*TASK DETAILS*: Within the material below, find each line bearing the word "Prob" and present it.

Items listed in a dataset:
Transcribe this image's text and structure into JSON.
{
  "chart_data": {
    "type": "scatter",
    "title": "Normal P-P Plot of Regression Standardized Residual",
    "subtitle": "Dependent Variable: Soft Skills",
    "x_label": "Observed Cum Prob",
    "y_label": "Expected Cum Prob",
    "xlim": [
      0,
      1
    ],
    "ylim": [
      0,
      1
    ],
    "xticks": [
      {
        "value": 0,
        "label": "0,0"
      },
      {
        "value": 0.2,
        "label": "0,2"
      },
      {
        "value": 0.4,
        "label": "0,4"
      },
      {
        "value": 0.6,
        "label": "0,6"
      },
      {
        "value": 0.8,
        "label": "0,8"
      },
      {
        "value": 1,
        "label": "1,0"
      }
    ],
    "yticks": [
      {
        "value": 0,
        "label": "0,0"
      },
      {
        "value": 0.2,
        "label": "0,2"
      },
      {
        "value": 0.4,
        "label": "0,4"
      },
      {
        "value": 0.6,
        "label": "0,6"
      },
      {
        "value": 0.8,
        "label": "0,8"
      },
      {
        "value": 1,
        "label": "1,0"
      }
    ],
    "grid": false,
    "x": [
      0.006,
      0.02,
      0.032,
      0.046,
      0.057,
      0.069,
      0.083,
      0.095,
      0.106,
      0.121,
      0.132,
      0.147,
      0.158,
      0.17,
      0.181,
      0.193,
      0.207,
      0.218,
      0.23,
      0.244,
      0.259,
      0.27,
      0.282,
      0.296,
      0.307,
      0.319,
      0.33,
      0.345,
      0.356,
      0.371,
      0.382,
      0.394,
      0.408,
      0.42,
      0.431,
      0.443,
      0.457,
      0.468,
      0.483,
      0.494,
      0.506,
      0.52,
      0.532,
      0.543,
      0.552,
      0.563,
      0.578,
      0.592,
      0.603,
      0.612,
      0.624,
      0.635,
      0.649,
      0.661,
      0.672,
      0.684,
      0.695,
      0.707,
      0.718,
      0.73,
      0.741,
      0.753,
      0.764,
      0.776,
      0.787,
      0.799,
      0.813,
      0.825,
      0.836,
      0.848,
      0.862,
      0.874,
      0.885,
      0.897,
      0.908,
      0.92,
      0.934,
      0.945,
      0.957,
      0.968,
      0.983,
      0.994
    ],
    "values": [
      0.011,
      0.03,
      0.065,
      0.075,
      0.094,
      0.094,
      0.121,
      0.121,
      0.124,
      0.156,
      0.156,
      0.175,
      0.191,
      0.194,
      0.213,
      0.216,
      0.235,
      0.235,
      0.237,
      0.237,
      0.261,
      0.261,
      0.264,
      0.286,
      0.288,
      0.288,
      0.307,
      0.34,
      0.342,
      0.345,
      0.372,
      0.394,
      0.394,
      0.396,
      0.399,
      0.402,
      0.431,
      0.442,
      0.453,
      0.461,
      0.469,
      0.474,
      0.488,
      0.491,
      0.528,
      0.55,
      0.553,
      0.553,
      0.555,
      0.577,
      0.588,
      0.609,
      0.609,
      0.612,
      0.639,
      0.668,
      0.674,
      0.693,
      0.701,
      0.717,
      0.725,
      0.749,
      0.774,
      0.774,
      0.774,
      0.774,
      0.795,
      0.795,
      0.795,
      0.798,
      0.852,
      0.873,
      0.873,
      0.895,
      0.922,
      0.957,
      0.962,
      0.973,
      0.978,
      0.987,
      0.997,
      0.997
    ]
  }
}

*CORRECT RESULT*:
    "x_label": "Observed Cum Prob",
    "y_label": "Expected Cum Prob",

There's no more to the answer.